## Texto de lectura
━━━━━━━━━━

Ya estoy en la Biblioteca Nacional, nada es lo que temí. La sala es
perfecta, hasta las luces escuchan fragmentos de "1982 Crónicas de un
soldado sin guerra". Cientos de Mafaldas miran y se conmueven con esas
líneas que enredan el sonido inmejorable de una flauta traversa, haciéndote
creer por un momento que estas viendo una película. A un costado, sobre otra
mesa, una pila negra de "Crónicas" se distingue exquisitamente de
todo lo demás, aunque nos raspe en la memoria.
Ahora es un tramo distinto, el de la fila para un autógrafo. Somos
muchos los que deseamos registrar el hecho de haber llegado hasta aquí...
Daniel se apega y se desprende, mientras derrama la gentileza de sus
circunstancias, y todos parecemos recoger cada palabra, como si nos despidiéramos
de varios amigos a la vez. Ya habrá otro café, otra tarde de títulos y de
historias.

━━━━━━━━━━

## Información mostrada

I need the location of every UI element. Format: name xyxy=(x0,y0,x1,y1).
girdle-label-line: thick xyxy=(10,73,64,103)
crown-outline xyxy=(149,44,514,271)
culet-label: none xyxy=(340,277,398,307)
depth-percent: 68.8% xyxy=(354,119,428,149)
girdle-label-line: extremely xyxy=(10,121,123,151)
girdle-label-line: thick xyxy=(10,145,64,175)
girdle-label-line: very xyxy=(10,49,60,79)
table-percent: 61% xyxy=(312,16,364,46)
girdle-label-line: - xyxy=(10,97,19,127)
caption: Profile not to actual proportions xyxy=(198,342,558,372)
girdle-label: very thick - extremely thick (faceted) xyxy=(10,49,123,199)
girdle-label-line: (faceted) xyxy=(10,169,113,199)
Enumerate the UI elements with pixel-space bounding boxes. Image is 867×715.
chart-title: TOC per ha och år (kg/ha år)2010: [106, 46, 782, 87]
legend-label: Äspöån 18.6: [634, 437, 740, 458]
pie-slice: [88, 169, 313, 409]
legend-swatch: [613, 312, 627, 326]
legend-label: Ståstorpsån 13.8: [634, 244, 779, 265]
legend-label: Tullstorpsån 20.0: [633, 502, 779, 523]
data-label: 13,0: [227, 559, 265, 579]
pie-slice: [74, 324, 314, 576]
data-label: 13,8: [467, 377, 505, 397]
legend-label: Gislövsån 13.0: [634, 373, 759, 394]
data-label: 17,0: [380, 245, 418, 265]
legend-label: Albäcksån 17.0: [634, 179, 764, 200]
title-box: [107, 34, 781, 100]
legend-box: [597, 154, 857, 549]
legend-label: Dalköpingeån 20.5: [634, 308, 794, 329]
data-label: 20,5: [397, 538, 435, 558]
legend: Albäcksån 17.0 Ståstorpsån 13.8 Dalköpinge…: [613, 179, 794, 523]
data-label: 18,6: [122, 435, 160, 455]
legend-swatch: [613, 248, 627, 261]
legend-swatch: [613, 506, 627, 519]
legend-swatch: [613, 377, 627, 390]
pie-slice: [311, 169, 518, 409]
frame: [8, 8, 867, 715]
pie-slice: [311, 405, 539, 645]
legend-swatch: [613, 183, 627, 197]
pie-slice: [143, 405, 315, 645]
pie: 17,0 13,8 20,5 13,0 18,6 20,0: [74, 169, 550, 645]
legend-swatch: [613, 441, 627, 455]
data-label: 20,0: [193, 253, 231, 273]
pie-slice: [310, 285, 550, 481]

━━━━━━━━━━

## Instrucciones de trabajo
1/ Según el texto de lectura, ¿qué instrumento produce el sonido que acompaña las líneas leídas en la sala?
2/ Reproduce sin cambios el pasaje del texto de lectura que va de "Ya estoy en" a "llegado hasta aquí...".
3/ Indica si cada afirmación coincide con el texto de lectura y respalda tu respuesta con las palabras que lo deciden:
(a) La sala de la Biblioteca Nacional resultó perfecta.
(b) Sobre otra mesa hay una pila blanca de "Crónicas".
(c) Pocas personas esperan en la fila para un autógrafo.
Los registros son un material aparte, independiente del texto de lectura.

## Conjunto de respuestas
1/ Una flauta traversa.

2/
Ya estoy en la Biblioteca Nacional, nada es lo que temí. La sala es
perfecta, hasta las luces escuchan fragmentos de "1982 Crónicas de un
soldado sin guerra". Cientos de Mafaldas miran y se conmueven con esas
líneas que enredan el sonido inmejorable de una flauta traversa, haciéndote
creer por un momento que estas viendo una película. A un costado, sobre otra
mesa, una pila negra de "Crónicas" se distingue exquisitamente de
todo lo demás, aunque nos raspe en la memoria.
Ahora es un tramo distinto, el de la fila para un autógrafo. Somos
muchos los que deseamos registrar el hecho de haber llegado hasta aquí...

3/
(a) Sí: «La sala es perfecta».
(b) No: «una pila negra de "Crónicas"».
(c) No: «Somos muchos los que deseamos registrar el hecho de haber llegado hasta aquí».